[begin EXERCISE INPUTS]

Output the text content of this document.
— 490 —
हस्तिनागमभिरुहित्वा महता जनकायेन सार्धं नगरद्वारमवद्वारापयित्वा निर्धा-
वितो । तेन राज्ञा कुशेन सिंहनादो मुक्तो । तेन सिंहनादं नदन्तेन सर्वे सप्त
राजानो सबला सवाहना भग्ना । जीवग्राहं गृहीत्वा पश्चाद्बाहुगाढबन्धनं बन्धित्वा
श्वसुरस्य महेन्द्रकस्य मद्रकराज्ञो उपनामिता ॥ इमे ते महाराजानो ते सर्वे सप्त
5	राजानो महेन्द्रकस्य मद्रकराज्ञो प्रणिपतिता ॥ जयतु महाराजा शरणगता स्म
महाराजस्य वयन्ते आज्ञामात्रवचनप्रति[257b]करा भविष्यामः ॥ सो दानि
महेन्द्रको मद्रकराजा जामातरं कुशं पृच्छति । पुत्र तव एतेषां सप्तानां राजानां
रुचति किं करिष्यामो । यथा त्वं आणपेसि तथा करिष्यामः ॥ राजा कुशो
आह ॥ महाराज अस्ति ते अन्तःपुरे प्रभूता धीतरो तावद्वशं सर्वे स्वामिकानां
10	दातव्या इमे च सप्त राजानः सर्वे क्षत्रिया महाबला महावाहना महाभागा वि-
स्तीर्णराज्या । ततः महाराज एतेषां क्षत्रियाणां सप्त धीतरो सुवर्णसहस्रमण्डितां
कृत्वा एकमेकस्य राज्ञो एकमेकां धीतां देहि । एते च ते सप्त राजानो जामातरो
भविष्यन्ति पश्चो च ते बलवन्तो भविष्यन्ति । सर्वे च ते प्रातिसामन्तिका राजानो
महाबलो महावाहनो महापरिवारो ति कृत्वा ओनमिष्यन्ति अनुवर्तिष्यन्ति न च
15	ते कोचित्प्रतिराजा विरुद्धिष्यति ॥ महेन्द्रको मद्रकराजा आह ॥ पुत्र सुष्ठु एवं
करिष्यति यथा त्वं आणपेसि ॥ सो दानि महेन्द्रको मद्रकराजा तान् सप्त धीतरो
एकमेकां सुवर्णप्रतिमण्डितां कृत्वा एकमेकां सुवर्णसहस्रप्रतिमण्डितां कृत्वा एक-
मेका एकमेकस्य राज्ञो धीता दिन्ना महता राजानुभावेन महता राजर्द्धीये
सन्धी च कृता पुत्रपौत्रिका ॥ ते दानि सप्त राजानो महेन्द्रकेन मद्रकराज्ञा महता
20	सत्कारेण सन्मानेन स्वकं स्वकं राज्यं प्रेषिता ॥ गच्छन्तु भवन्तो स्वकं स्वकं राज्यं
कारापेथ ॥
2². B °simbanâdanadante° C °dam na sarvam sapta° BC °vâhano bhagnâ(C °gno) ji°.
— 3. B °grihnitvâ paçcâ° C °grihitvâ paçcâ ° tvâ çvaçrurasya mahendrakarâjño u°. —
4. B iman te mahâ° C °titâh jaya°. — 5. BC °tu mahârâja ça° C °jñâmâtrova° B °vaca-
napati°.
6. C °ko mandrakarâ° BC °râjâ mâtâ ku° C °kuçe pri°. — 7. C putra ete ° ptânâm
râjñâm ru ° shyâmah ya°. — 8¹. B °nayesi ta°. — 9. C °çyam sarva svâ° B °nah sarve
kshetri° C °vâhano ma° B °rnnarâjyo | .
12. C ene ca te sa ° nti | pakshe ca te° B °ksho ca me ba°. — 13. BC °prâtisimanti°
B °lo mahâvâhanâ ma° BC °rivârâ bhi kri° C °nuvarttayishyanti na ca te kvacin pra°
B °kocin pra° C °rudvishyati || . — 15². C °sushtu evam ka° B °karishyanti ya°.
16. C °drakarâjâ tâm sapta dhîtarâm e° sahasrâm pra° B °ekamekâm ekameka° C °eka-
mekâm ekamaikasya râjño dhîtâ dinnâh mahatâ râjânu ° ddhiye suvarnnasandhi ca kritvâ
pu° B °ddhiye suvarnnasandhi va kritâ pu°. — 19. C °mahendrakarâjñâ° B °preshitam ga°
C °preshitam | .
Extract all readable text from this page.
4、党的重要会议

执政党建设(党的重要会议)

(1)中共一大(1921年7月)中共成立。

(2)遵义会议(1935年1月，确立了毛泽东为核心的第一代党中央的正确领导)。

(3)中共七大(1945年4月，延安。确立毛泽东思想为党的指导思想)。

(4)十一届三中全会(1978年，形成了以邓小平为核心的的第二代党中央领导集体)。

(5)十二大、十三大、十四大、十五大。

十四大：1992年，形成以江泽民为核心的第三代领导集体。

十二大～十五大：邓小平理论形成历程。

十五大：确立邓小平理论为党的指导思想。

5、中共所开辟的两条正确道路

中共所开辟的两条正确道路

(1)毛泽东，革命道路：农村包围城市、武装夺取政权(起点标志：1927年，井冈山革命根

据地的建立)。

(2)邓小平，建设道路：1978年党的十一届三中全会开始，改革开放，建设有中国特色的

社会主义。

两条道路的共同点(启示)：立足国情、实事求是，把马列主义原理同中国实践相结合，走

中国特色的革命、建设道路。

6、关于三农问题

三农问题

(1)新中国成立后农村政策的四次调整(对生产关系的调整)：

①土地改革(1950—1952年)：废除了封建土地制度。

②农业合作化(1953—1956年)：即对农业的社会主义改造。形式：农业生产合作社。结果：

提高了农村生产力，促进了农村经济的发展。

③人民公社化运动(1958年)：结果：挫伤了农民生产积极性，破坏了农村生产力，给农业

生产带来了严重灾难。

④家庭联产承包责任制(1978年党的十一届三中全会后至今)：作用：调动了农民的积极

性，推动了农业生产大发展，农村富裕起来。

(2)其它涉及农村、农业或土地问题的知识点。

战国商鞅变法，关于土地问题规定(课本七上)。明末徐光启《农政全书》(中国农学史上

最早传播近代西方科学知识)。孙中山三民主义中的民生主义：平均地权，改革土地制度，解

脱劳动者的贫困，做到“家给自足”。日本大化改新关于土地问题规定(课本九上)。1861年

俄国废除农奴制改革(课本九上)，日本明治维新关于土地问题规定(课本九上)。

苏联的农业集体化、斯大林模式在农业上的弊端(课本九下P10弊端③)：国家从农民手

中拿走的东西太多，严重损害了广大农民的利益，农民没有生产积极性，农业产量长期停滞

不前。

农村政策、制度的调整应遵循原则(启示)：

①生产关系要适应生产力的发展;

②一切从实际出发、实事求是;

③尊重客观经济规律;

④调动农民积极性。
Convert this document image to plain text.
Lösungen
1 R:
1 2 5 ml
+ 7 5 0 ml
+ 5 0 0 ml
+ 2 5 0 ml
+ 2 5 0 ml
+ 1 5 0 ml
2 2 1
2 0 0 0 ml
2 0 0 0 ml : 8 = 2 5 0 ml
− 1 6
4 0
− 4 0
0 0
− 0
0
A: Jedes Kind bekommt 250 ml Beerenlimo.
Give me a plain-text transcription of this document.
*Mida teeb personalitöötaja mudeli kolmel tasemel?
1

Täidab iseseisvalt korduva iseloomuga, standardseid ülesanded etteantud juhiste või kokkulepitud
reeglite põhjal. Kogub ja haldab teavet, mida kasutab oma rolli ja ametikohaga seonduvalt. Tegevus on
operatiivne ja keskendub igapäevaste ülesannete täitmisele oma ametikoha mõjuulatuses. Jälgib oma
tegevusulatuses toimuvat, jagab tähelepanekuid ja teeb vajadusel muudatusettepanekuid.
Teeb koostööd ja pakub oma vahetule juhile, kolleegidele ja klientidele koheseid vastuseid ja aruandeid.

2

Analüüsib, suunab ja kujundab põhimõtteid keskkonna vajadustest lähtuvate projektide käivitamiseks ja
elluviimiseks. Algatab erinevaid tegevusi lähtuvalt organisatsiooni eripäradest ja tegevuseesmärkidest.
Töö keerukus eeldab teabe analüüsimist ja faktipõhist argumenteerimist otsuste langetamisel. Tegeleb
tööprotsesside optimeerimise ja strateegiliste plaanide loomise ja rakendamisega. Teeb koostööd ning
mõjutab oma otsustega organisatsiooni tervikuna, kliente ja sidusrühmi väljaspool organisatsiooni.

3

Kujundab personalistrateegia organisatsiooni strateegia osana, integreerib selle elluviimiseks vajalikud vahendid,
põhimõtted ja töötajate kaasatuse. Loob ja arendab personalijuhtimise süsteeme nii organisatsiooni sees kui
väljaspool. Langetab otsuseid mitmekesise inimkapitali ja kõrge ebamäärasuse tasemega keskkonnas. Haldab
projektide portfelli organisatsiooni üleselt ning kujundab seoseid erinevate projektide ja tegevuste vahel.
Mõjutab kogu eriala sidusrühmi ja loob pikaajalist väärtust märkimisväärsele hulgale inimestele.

[end EXERCISE INPUTS]

WRITTEN REQUEST:
Using the records above, copy each line that contains "sapta".

EXERCISE SOLUTION:
2². B °simbanâdanadante° C °dam na sarvam sapta° BC °vâhano bhagnâ(C °gno) ji°.
16. C °drakarâjâ tâm sapta dhîtarâm e° sahasrâm pra° B °ekamekâm ekameka° C °eka-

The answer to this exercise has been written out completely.